### Dataset entries
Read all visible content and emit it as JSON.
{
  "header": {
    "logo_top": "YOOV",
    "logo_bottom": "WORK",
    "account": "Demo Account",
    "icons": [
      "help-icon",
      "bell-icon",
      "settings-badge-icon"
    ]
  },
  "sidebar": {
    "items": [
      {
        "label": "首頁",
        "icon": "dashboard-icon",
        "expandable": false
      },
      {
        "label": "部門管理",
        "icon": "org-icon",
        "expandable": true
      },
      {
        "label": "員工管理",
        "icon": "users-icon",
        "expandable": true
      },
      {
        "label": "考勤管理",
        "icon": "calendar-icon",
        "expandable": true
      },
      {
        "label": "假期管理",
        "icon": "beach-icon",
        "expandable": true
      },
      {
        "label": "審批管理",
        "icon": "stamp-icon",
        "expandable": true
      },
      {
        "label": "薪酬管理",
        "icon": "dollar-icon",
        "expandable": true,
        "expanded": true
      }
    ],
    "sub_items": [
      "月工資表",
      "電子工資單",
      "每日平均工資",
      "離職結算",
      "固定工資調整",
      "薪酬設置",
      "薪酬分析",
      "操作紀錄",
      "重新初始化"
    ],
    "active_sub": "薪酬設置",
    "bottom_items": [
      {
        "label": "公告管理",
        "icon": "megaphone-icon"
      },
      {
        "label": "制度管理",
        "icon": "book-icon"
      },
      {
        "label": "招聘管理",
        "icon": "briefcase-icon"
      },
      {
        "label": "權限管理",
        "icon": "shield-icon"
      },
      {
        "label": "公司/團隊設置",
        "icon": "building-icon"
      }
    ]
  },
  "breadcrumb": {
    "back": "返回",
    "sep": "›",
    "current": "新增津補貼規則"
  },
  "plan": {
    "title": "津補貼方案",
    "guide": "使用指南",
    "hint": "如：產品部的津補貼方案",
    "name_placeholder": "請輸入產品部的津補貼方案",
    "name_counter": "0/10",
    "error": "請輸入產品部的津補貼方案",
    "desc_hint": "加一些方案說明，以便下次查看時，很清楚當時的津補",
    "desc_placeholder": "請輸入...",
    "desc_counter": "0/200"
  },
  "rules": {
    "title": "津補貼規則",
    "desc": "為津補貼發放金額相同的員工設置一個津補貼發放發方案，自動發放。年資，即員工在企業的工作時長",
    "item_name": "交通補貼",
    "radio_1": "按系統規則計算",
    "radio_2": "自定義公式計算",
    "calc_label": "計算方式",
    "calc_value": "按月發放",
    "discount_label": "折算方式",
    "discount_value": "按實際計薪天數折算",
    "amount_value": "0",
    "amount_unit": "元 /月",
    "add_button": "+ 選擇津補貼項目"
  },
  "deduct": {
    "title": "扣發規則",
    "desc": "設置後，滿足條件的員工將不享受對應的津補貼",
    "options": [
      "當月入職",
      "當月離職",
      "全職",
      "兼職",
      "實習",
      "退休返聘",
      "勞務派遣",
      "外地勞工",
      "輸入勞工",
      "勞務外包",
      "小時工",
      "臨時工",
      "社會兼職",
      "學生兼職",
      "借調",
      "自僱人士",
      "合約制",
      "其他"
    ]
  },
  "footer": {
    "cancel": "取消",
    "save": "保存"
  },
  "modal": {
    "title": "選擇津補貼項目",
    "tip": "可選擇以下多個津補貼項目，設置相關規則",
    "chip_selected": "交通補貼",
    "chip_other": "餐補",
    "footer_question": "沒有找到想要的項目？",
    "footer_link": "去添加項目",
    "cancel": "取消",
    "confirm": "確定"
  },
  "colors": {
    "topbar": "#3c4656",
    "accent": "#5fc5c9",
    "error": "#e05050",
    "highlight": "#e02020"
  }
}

### Written instruction
The records above should be restated word for word, please.

### Solution for this exercise
Read all visible content and emit it as JSON.
{
  "header": {
    "logo_top": "YOOV",
    "logo_bottom": "WORK",
    "account": "Demo Account",
    "icons": [
      "help-icon",
      "bell-icon",
      "settings-badge-icon"
    ]
  },
  "sidebar": {
    "items": [
      {
        "label": "首頁",
        "icon": "dashboard-icon",
        "expandable": false
      },
      {
        "label": "部門管理",
        "icon": "org-icon",
        "expandable": true
      },
      {
        "label": "員工管理",
        "icon": "users-icon",
        "expandable": true
      },
      {
        "label": "考勤管理",
        "icon": "calendar-icon",
        "expandable": true
      },
      {
        "label": "假期管理",
        "icon": "beach-icon",
        "expandable": true
      },
      {
        "label": "審批管理",
        "icon": "stamp-icon",
        "expandable": true
      },
      {
        "label": "薪酬管理",
        "icon": "dollar-icon",
        "expandable": true,
        "expanded": true
      }
    ],
    "sub_items": [
      "月工資表",
      "電子工資單",
      "每日平均工資",
      "離職結算",
      "固定工資調整",
      "薪酬設置",
      "薪酬分析",
      "操作紀錄",
      "重新初始化"
    ],
    "active_sub": "薪酬設置",
    "bottom_items": [
      {
        "label": "公告管理",
        "icon": "megaphone-icon"
      },
      {
        "label": "制度管理",
        "icon": "book-icon"
      },
      {
        "label": "招聘管理",
        "icon": "briefcase-icon"
      },
      {
        "label": "權限管理",
        "icon": "shield-icon"
      },
      {
        "label": "公司/團隊設置",
        "icon": "building-icon"
      }
    ]
  },
  "breadcrumb": {
    "back": "返回",
    "sep": "›",
    "current": "新增津補貼規則"
  },
  "plan": {
    "title": "津補貼方案",
    "guide": "使用指南",
    "hint": "如：產品部的津補貼方案",
    "name_placeholder": "請輸入產品部的津補貼方案",
    "name_counter": "0/10",
    "error": "請輸入產品部的津補貼方案",
    "desc_hint": "加一些方案說明，以便下次查看時，很清楚當時的津補",
    "desc_placeholder": "請輸入...",
    "desc_counter": "0/200"
  },
  "rules": {
    "title": "津補貼規則",
    "desc": "為津補貼發放金額相同的員工設置一個津補貼發放發方案，自動發放。年資，即員工在企業的工作時長",
    "item_name": "交通補貼",
    "radio_1": "按系統規則計算",
    "radio_2": "自定義公式計算",
    "calc_label": "計算方式",
    "calc_value": "按月發放",
    "discount_label": "折算方式",
    "discount_value": "按實際計薪天數折算",
    "amount_value": "0",
    "amount_unit": "元 /月",
    "add_button": "+ 選擇津補貼項目"
  },
  "deduct": {
    "title": "扣發規則",
    "desc": "設置後，滿足條件的員工將不享受對應的津補貼",
    "options": [
      "當月入職",
      "當月離職",
      "全職",
      "兼職",
      "實習",
      "退休返聘",
      "勞務派遣",
      "外地勞工",
      "輸入勞工",
      "勞務外包",
      "小時工",
      "臨時工",
      "社會兼職",
      "學生兼職",
      "借調",
      "自僱人士",
      "合約制",
      "其他"
    ]
  },
  "footer": {
    "cancel": "取消",
    "save": "保存"
  },
  "modal": {
    "title": "選擇津補貼項目",
    "tip": "可選擇以下多個津補貼項目，設置相關規則",
    "chip_selected": "交通補貼",
    "chip_other": "餐補",
    "footer_question": "沒有找到想要的項目？",
    "footer_link": "去添加項目",
    "cancel": "取消",
    "confirm": "確定"
  },
  "colors": {
    "topbar": "#3c4656",
    "accent": "#5fc5c9",
    "error": "#e05050",
    "highlight": "#e02020"
  }
}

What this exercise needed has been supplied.